Using the listing below, report all lines holding the word "Answer".

DATASET RECORDS —
=-=-=

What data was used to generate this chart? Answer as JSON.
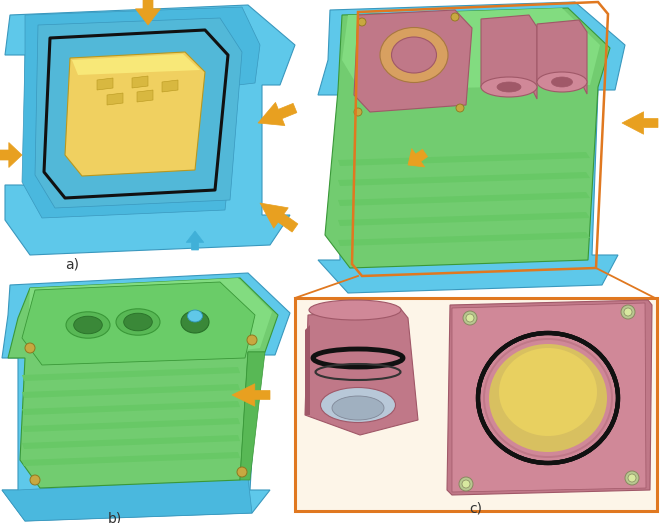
{
  "figure_width": 6.65,
  "figure_height": 5.23,
  "dpi": 100,
  "background_color": "#ffffff",
  "label_a": "a)",
  "label_b": "b)",
  "label_c": "c)",
  "label_fontsize": 10,
  "label_color": "#333333",
  "blue_light": "#5ec8ea",
  "blue_mid": "#4ab8de",
  "blue_dark": "#3a98be",
  "green_light": "#72cc70",
  "green_mid": "#58b855",
  "green_dark": "#3a9838",
  "yellow_light": "#f0d060",
  "yellow_mid": "#d8b840",
  "yellow_dark": "#b89820",
  "pink_light": "#d08898",
  "pink_mid": "#c07888",
  "pink_dark": "#a05868",
  "orange_arrow": "#e8a020",
  "orange_box": "#e07820",
  "blue_arrow": "#40b0d8",
  "black": "#111111",
  "white": "#ffffff",
  "cream": "#fdf5e8"
}
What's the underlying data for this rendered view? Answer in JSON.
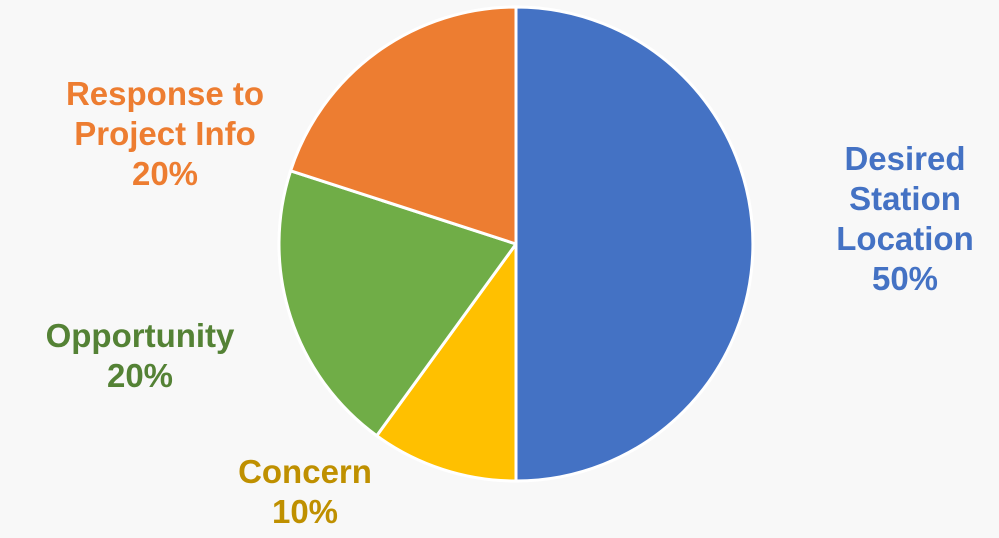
{
  "chart_data": {
    "type": "pie",
    "start_angle_deg": 0,
    "direction": "clockwise",
    "slices": [
      {
        "label_lines": [
          "Desired",
          "Station",
          "Location"
        ],
        "percent_label": "50%",
        "value": 50,
        "color": "#4472c4",
        "label_color": "#4472c4"
      },
      {
        "label_lines": [
          "Concern"
        ],
        "percent_label": "10%",
        "value": 10,
        "color": "#ffc000",
        "label_color": "#bf9000"
      },
      {
        "label_lines": [
          "Opportunity"
        ],
        "percent_label": "20%",
        "value": 20,
        "color": "#70ad47",
        "label_color": "#548235"
      },
      {
        "label_lines": [
          "Response to",
          "Project Info"
        ],
        "percent_label": "20%",
        "value": 20,
        "color": "#ed7d31",
        "label_color": "#ed7d31"
      }
    ]
  }
}
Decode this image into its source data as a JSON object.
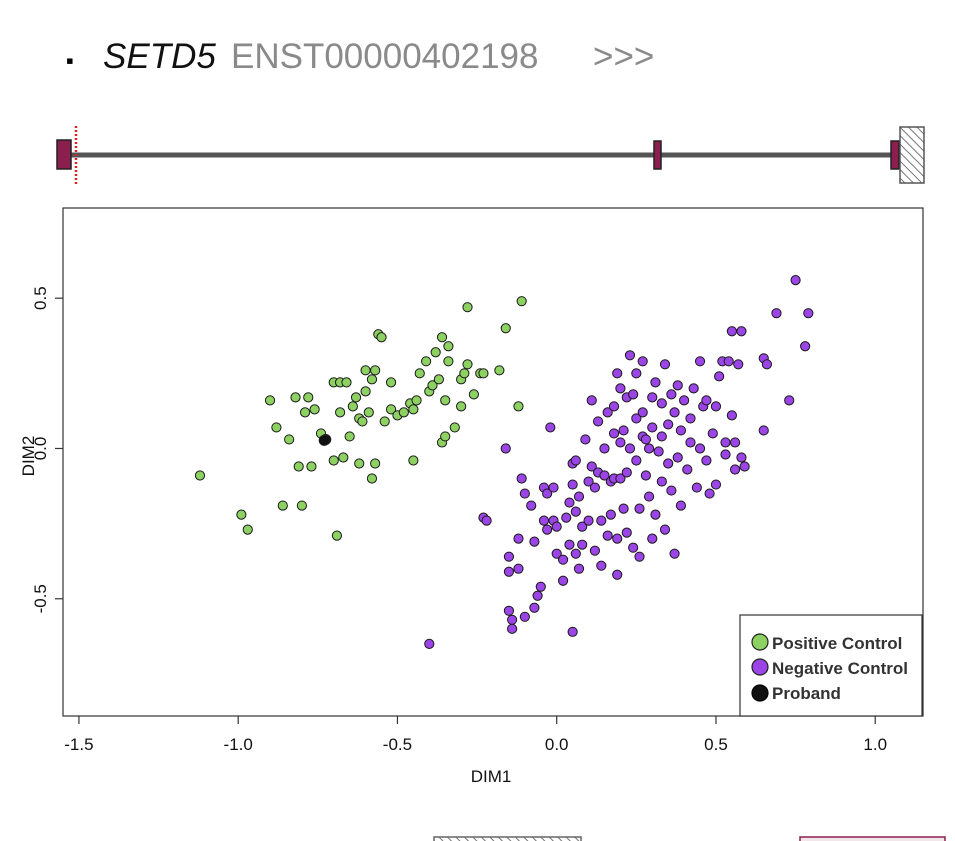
{
  "header": {
    "bullet": "▪",
    "gene": "SETD5",
    "transcript": "ENST00000402198",
    "direction": ">>>"
  },
  "colors": {
    "positive": "#8ed163",
    "negative": "#9b45e6",
    "proband": "#111111",
    "exon": "#8b1f4e",
    "intron": "#555555",
    "variant": "#e0202a",
    "header_gray": "#8a8a8a"
  },
  "chart_data": {
    "type": "scatter",
    "title": "",
    "xlabel": "DIM1",
    "ylabel": "DIM2",
    "xlim": [
      -1.55,
      1.15
    ],
    "ylim": [
      -0.89,
      0.8
    ],
    "xticks": [
      "-1.5",
      "-1.0",
      "-0.5",
      "0.0",
      "0.5",
      "1.0"
    ],
    "xtick_values": [
      -1.5,
      -1.0,
      -0.5,
      0.0,
      0.5,
      1.0
    ],
    "yticks": [
      "-0.5",
      "0.0",
      "0.5"
    ],
    "ytick_values": [
      -0.5,
      0.0,
      0.5
    ],
    "legend": {
      "position": "bottom-right",
      "entries": [
        "Positive Control",
        "Negative Control",
        "Proband"
      ]
    },
    "series": [
      {
        "name": "Positive Control",
        "color_key": "positive",
        "points": [
          [
            -1.12,
            -0.09
          ],
          [
            -0.99,
            -0.22
          ],
          [
            -0.97,
            -0.27
          ],
          [
            -0.9,
            0.16
          ],
          [
            -0.88,
            0.07
          ],
          [
            -0.86,
            -0.19
          ],
          [
            -0.84,
            0.03
          ],
          [
            -0.82,
            0.17
          ],
          [
            -0.81,
            -0.06
          ],
          [
            -0.8,
            -0.19
          ],
          [
            -0.79,
            0.12
          ],
          [
            -0.78,
            0.17
          ],
          [
            -0.77,
            -0.06
          ],
          [
            -0.76,
            0.13
          ],
          [
            -0.74,
            0.05
          ],
          [
            -0.7,
            0.22
          ],
          [
            -0.7,
            -0.04
          ],
          [
            -0.69,
            -0.29
          ],
          [
            -0.68,
            0.22
          ],
          [
            -0.68,
            0.12
          ],
          [
            -0.67,
            -0.03
          ],
          [
            -0.66,
            0.22
          ],
          [
            -0.65,
            0.04
          ],
          [
            -0.64,
            0.14
          ],
          [
            -0.63,
            0.17
          ],
          [
            -0.62,
            -0.05
          ],
          [
            -0.62,
            0.1
          ],
          [
            -0.61,
            0.09
          ],
          [
            -0.6,
            0.19
          ],
          [
            -0.6,
            0.26
          ],
          [
            -0.59,
            0.12
          ],
          [
            -0.58,
            0.23
          ],
          [
            -0.58,
            -0.1
          ],
          [
            -0.57,
            -0.05
          ],
          [
            -0.57,
            0.26
          ],
          [
            -0.56,
            0.38
          ],
          [
            -0.55,
            0.37
          ],
          [
            -0.54,
            0.09
          ],
          [
            -0.52,
            0.22
          ],
          [
            -0.52,
            0.13
          ],
          [
            -0.5,
            0.11
          ],
          [
            -0.48,
            0.12
          ],
          [
            -0.46,
            0.15
          ],
          [
            -0.45,
            0.13
          ],
          [
            -0.45,
            -0.04
          ],
          [
            -0.44,
            0.16
          ],
          [
            -0.43,
            0.25
          ],
          [
            -0.41,
            0.29
          ],
          [
            -0.4,
            0.19
          ],
          [
            -0.39,
            0.21
          ],
          [
            -0.38,
            0.32
          ],
          [
            -0.37,
            0.23
          ],
          [
            -0.36,
            0.37
          ],
          [
            -0.36,
            0.02
          ],
          [
            -0.35,
            0.04
          ],
          [
            -0.35,
            0.16
          ],
          [
            -0.34,
            0.34
          ],
          [
            -0.34,
            0.29
          ],
          [
            -0.32,
            0.07
          ],
          [
            -0.3,
            0.14
          ],
          [
            -0.3,
            0.23
          ],
          [
            -0.29,
            0.25
          ],
          [
            -0.28,
            0.28
          ],
          [
            -0.28,
            0.47
          ],
          [
            -0.26,
            0.18
          ],
          [
            -0.24,
            0.25
          ],
          [
            -0.23,
            0.25
          ],
          [
            -0.18,
            0.26
          ],
          [
            -0.16,
            0.4
          ],
          [
            -0.12,
            0.14
          ],
          [
            -0.11,
            0.49
          ]
        ]
      },
      {
        "name": "Negative Control",
        "color_key": "negative",
        "points": [
          [
            -0.4,
            -0.65
          ],
          [
            -0.23,
            -0.23
          ],
          [
            -0.22,
            -0.24
          ],
          [
            -0.16,
            0.0
          ],
          [
            -0.15,
            -0.36
          ],
          [
            -0.15,
            -0.41
          ],
          [
            -0.15,
            -0.54
          ],
          [
            -0.14,
            -0.57
          ],
          [
            -0.14,
            -0.6
          ],
          [
            -0.12,
            -0.3
          ],
          [
            -0.12,
            -0.4
          ],
          [
            -0.11,
            -0.1
          ],
          [
            -0.1,
            -0.15
          ],
          [
            -0.1,
            -0.56
          ],
          [
            -0.08,
            -0.19
          ],
          [
            -0.07,
            -0.31
          ],
          [
            -0.07,
            -0.53
          ],
          [
            -0.06,
            -0.49
          ],
          [
            -0.05,
            -0.46
          ],
          [
            -0.04,
            -0.13
          ],
          [
            -0.04,
            -0.24
          ],
          [
            -0.03,
            -0.27
          ],
          [
            -0.03,
            -0.15
          ],
          [
            -0.02,
            0.07
          ],
          [
            -0.01,
            -0.24
          ],
          [
            -0.01,
            -0.13
          ],
          [
            0.0,
            -0.26
          ],
          [
            0.0,
            -0.35
          ],
          [
            0.02,
            -0.44
          ],
          [
            0.02,
            -0.37
          ],
          [
            0.03,
            -0.23
          ],
          [
            0.04,
            -0.18
          ],
          [
            0.04,
            -0.32
          ],
          [
            0.05,
            -0.05
          ],
          [
            0.05,
            -0.12
          ],
          [
            0.05,
            -0.61
          ],
          [
            0.06,
            -0.21
          ],
          [
            0.06,
            -0.04
          ],
          [
            0.06,
            -0.35
          ],
          [
            0.07,
            -0.4
          ],
          [
            0.07,
            -0.16
          ],
          [
            0.08,
            -0.26
          ],
          [
            0.08,
            -0.32
          ],
          [
            0.09,
            0.03
          ],
          [
            0.1,
            -0.11
          ],
          [
            0.1,
            -0.24
          ],
          [
            0.11,
            0.16
          ],
          [
            0.11,
            -0.06
          ],
          [
            0.12,
            -0.13
          ],
          [
            0.12,
            -0.34
          ],
          [
            0.13,
            0.09
          ],
          [
            0.13,
            -0.08
          ],
          [
            0.14,
            -0.24
          ],
          [
            0.14,
            -0.39
          ],
          [
            0.15,
            -0.09
          ],
          [
            0.15,
            0.0
          ],
          [
            0.16,
            0.12
          ],
          [
            0.16,
            -0.29
          ],
          [
            0.17,
            -0.11
          ],
          [
            0.17,
            -0.22
          ],
          [
            0.18,
            -0.1
          ],
          [
            0.18,
            0.05
          ],
          [
            0.18,
            0.14
          ],
          [
            0.19,
            -0.3
          ],
          [
            0.19,
            -0.42
          ],
          [
            0.19,
            0.25
          ],
          [
            0.2,
            0.2
          ],
          [
            0.2,
            -0.1
          ],
          [
            0.2,
            0.02
          ],
          [
            0.21,
            0.06
          ],
          [
            0.21,
            -0.2
          ],
          [
            0.22,
            -0.28
          ],
          [
            0.22,
            -0.08
          ],
          [
            0.22,
            0.17
          ],
          [
            0.23,
            0.31
          ],
          [
            0.23,
            0.0
          ],
          [
            0.24,
            0.18
          ],
          [
            0.24,
            -0.33
          ],
          [
            0.25,
            0.1
          ],
          [
            0.25,
            -0.04
          ],
          [
            0.25,
            0.25
          ],
          [
            0.26,
            -0.2
          ],
          [
            0.26,
            -0.36
          ],
          [
            0.27,
            0.04
          ],
          [
            0.27,
            0.12
          ],
          [
            0.27,
            0.29
          ],
          [
            0.28,
            -0.09
          ],
          [
            0.28,
            0.03
          ],
          [
            0.29,
            0.0
          ],
          [
            0.29,
            -0.16
          ],
          [
            0.3,
            0.17
          ],
          [
            0.3,
            0.07
          ],
          [
            0.3,
            -0.3
          ],
          [
            0.31,
            -0.22
          ],
          [
            0.31,
            0.22
          ],
          [
            0.32,
            -0.01
          ],
          [
            0.33,
            0.15
          ],
          [
            0.33,
            -0.11
          ],
          [
            0.33,
            0.04
          ],
          [
            0.34,
            -0.27
          ],
          [
            0.34,
            0.28
          ],
          [
            0.35,
            0.08
          ],
          [
            0.35,
            -0.05
          ],
          [
            0.36,
            0.18
          ],
          [
            0.36,
            -0.14
          ],
          [
            0.37,
            0.12
          ],
          [
            0.37,
            -0.35
          ],
          [
            0.38,
            -0.03
          ],
          [
            0.38,
            0.21
          ],
          [
            0.39,
            0.06
          ],
          [
            0.39,
            -0.19
          ],
          [
            0.4,
            0.16
          ],
          [
            0.41,
            -0.07
          ],
          [
            0.42,
            0.02
          ],
          [
            0.42,
            0.1
          ],
          [
            0.43,
            0.2
          ],
          [
            0.44,
            -0.13
          ],
          [
            0.45,
            0.29
          ],
          [
            0.45,
            0.0
          ],
          [
            0.46,
            0.14
          ],
          [
            0.47,
            -0.04
          ],
          [
            0.47,
            0.16
          ],
          [
            0.48,
            -0.15
          ],
          [
            0.49,
            0.05
          ],
          [
            0.5,
            0.14
          ],
          [
            0.5,
            -0.12
          ],
          [
            0.51,
            0.24
          ],
          [
            0.52,
            0.29
          ],
          [
            0.53,
            -0.02
          ],
          [
            0.53,
            0.02
          ],
          [
            0.54,
            0.29
          ],
          [
            0.55,
            0.11
          ],
          [
            0.55,
            0.39
          ],
          [
            0.56,
            0.02
          ],
          [
            0.56,
            -0.07
          ],
          [
            0.57,
            0.28
          ],
          [
            0.58,
            0.39
          ],
          [
            0.58,
            -0.03
          ],
          [
            0.59,
            -0.06
          ],
          [
            0.65,
            0.3
          ],
          [
            0.65,
            0.06
          ],
          [
            0.66,
            0.28
          ],
          [
            0.69,
            0.45
          ],
          [
            0.73,
            0.16
          ],
          [
            0.75,
            0.56
          ],
          [
            0.78,
            0.34
          ],
          [
            0.79,
            0.45
          ]
        ]
      },
      {
        "name": "Proband",
        "color_key": "proband",
        "points": [
          [
            -0.725,
            0.03
          ],
          [
            -0.73,
            0.027
          ]
        ]
      }
    ]
  }
}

=-=-=

RESULT BELOW —
What data was used to generate this chart? Answer as JSON.
What's the underlying data for this rendered view? Answer in JSON.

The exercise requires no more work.